◆ INSTRUCTIONS FOR THE TASK:
Lines containing the string "content" are to be collected in full.

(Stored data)
----------

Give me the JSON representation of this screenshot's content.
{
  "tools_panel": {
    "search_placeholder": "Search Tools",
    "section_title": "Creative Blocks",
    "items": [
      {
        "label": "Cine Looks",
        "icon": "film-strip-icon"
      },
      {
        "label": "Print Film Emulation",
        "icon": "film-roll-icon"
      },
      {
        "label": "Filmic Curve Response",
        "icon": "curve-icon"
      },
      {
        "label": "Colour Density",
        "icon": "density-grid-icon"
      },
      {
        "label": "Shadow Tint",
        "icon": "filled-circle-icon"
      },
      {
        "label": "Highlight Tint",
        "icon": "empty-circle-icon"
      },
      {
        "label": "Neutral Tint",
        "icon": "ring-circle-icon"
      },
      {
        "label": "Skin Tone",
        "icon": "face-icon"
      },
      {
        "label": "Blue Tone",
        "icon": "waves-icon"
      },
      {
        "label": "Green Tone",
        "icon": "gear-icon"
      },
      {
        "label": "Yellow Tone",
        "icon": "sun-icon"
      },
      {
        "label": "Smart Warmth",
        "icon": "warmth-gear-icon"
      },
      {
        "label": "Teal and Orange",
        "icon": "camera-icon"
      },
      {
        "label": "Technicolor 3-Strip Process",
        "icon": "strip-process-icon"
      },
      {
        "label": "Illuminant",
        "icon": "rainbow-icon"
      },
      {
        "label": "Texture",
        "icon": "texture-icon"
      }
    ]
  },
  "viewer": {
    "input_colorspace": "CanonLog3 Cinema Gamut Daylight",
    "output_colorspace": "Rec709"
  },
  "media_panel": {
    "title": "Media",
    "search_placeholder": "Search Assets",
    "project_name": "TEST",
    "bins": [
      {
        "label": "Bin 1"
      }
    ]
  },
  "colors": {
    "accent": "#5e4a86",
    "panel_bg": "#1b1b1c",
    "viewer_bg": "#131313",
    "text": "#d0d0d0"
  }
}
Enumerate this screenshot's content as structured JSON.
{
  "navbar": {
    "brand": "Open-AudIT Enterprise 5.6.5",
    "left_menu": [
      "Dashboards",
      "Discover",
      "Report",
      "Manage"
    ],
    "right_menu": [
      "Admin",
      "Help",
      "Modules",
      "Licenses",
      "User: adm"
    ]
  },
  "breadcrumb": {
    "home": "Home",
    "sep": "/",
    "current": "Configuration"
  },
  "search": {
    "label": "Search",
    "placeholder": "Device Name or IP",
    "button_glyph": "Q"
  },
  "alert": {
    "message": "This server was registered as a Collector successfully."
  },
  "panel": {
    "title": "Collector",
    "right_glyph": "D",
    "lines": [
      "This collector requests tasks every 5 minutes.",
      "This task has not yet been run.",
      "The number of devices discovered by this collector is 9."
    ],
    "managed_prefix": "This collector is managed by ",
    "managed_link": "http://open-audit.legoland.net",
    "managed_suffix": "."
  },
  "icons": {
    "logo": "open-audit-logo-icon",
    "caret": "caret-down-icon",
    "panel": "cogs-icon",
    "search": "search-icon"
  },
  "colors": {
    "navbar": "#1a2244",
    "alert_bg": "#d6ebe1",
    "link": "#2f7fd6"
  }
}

----------

◆ THE RESULT:
Give me the JSON representation of this screenshot's content.
Enumerate this screenshot's content as structured JSON.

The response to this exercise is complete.